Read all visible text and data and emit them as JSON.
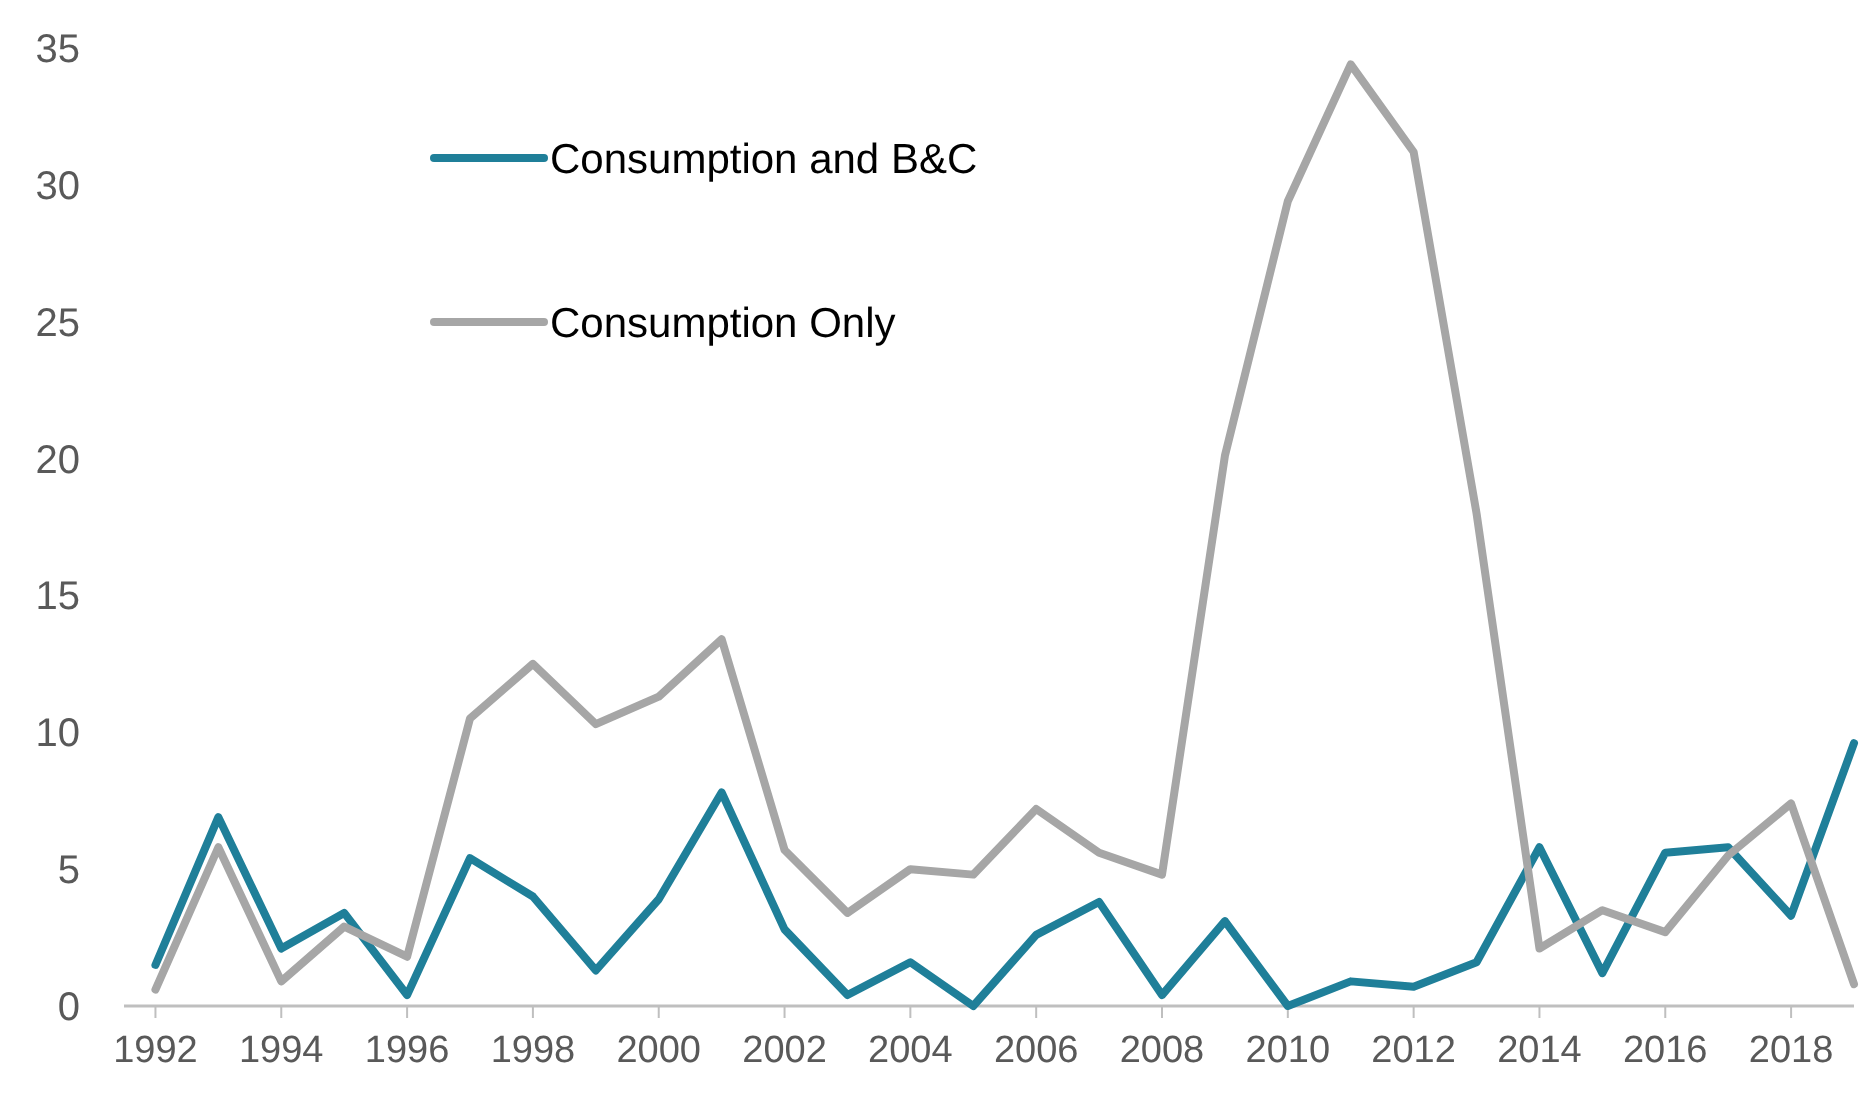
{
  "chart_data": {
    "type": "line",
    "x": [
      1992,
      1993,
      1994,
      1995,
      1996,
      1997,
      1998,
      1999,
      2000,
      2001,
      2002,
      2003,
      2004,
      2005,
      2006,
      2007,
      2008,
      2009,
      2010,
      2011,
      2012,
      2013,
      2014,
      2015,
      2016,
      2017,
      2018,
      2019
    ],
    "series": [
      {
        "name": "Consumption and B&C",
        "color": "#1f7f99",
        "values": [
          1.5,
          6.9,
          2.1,
          3.4,
          0.4,
          5.4,
          4.0,
          1.3,
          3.9,
          7.8,
          2.8,
          0.4,
          1.6,
          0,
          2.6,
          3.8,
          0.4,
          3.1,
          0,
          0.9,
          0.7,
          1.6,
          5.8,
          1.2,
          5.6,
          5.8,
          3.3,
          9.6
        ]
      },
      {
        "name": "Consumption Only",
        "color": "#a6a6a6",
        "values": [
          0.6,
          5.8,
          0.9,
          2.9,
          1.8,
          10.5,
          12.5,
          10.3,
          11.3,
          13.4,
          5.7,
          3.4,
          5.0,
          4.8,
          7.2,
          5.6,
          4.8,
          20.1,
          29.4,
          34.4,
          31.2,
          18.0,
          2.1,
          3.5,
          2.7,
          5.5,
          7.4,
          0.8
        ]
      }
    ],
    "xlim": [
      1991.5,
      2019
    ],
    "xticks": [
      1992,
      1994,
      1996,
      1998,
      2000,
      2002,
      2004,
      2006,
      2008,
      2010,
      2012,
      2014,
      2016,
      2018
    ],
    "ylim": [
      0,
      35
    ],
    "yticks": [
      0,
      5,
      10,
      15,
      20,
      25,
      30,
      35
    ],
    "grid": false,
    "legend": "top left",
    "marker": "none",
    "line_style": "solid"
  }
}
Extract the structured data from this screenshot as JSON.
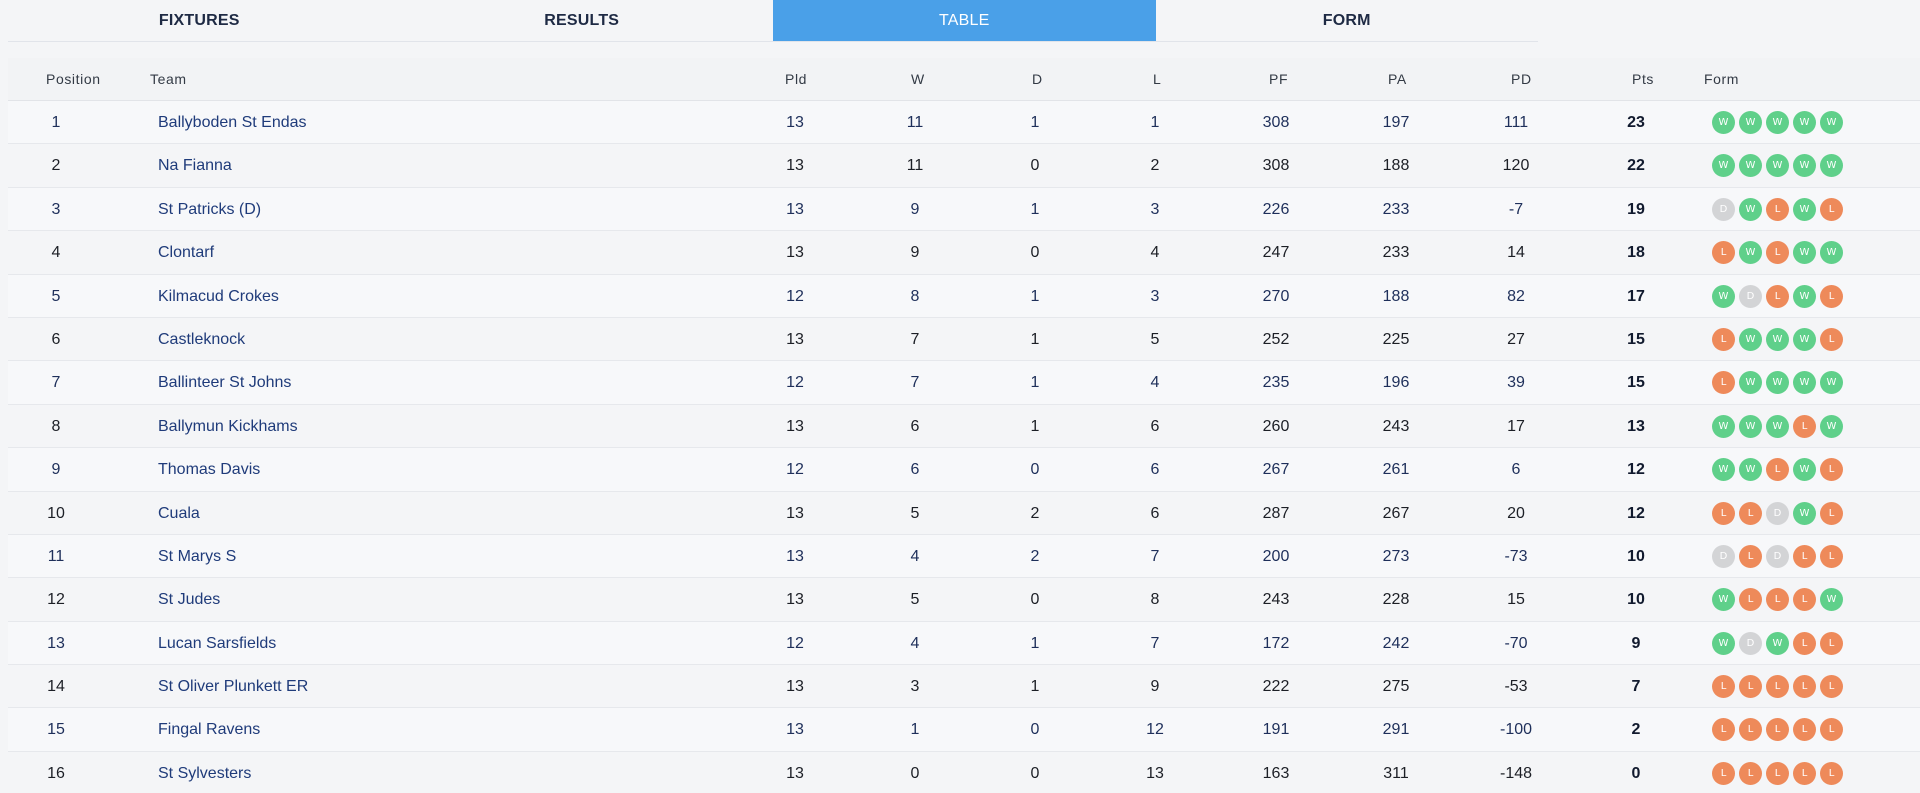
========
What you need to do. Gather up every line from the listing above in which the word "name" occurs.

Completed exercise.
        "name": "Consumption and B&C",
        "name": "Consumption Only",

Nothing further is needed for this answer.